* Given exercise
Extract the whole listing as it stands. Do not include the pictures.
──────── Task input
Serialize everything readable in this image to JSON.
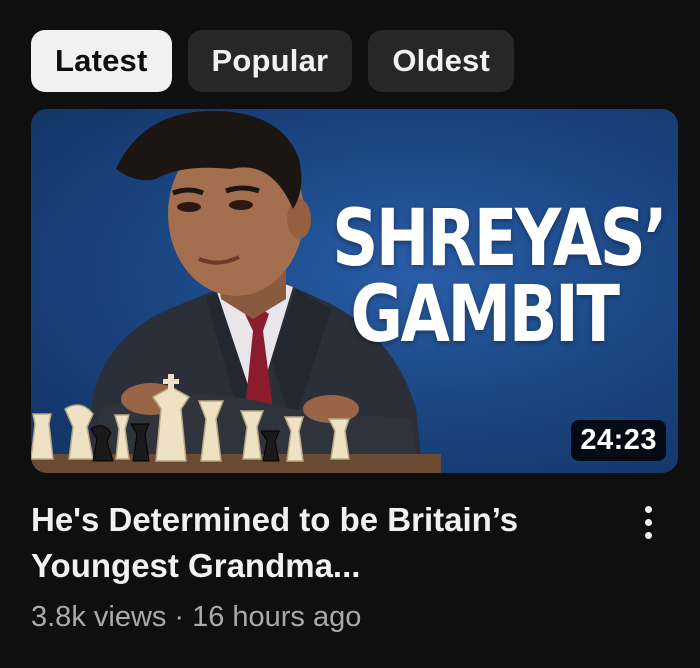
{
  "filters": {
    "chips": [
      {
        "label": "Latest",
        "active": true
      },
      {
        "label": "Popular",
        "active": false
      },
      {
        "label": "Oldest",
        "active": false
      }
    ]
  },
  "video": {
    "thumbnail": {
      "title_line1": "SHREYAS’",
      "title_line2": "GAMBIT",
      "duration": "24:23"
    },
    "title": "He's Determined to be Britain’s Youngest Grandma...",
    "views": "3.8k views",
    "separator": "·",
    "age": "16 hours ago",
    "menu_icon": "more-vertical-icon"
  },
  "colors": {
    "background": "#0f0f0f",
    "chip_active_bg": "#f1f1f1",
    "chip_bg": "#272727",
    "thumb_blue": "#1b4784",
    "meta_text": "#aaaaaa"
  }
}
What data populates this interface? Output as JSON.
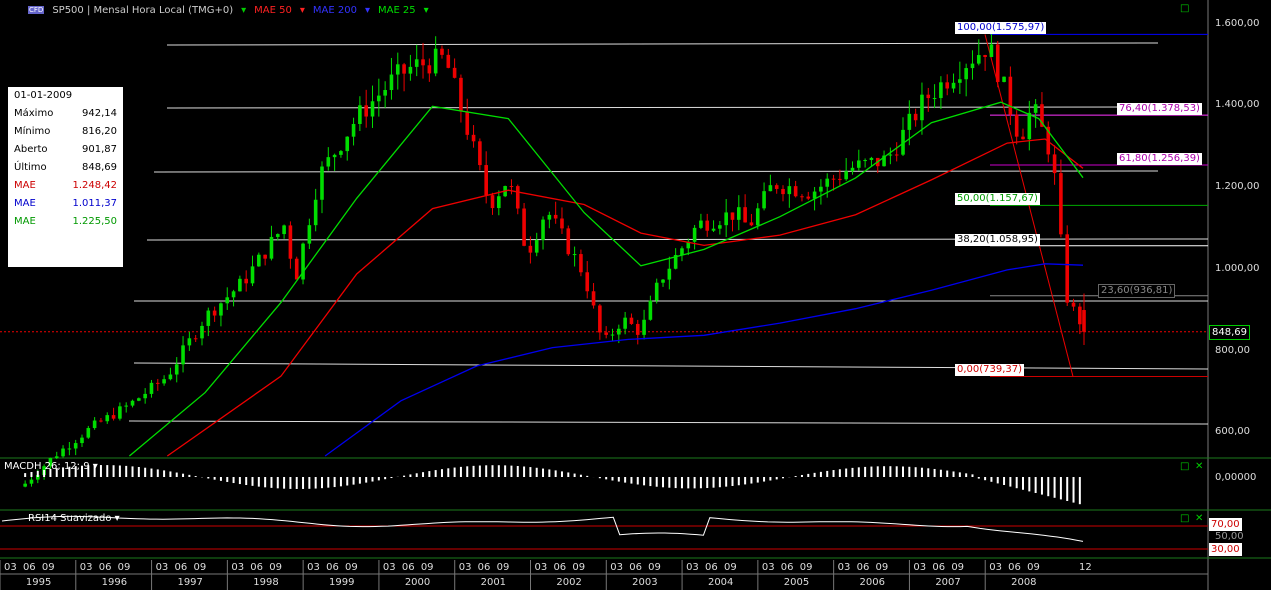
────────────────
* Answer to this task
Serialize everything readable in this image to JSON.
{
  "filters": {
    "chips": [
      {
        "label": "Latest",
        "active": true
      },
      {
        "label": "Popular",
        "active": false
      },
      {
        "label": "Oldest",
        "active": false
      }
    ]
  },
  "video": {
    "thumbnail": {
      "title_line1": "SHREYAS’",
      "title_line2": "GAMBIT",
      "duration": "24:23"
    },
    "title": "He's Determined to be Britain’s Youngest Grandma...",
    "views": "3.8k views",
    "separator": "·",
    "age": "16 hours ago",
    "menu_icon": "more-vertical-icon"
  },
  "colors": {
    "background": "#0f0f0f",
    "chip_active_bg": "#f1f1f1",
    "chip_bg": "#272727",
    "thumb_blue": "#1b4784",
    "meta_text": "#aaaaaa"
  }
}
What data populates this interface? Output as JSON.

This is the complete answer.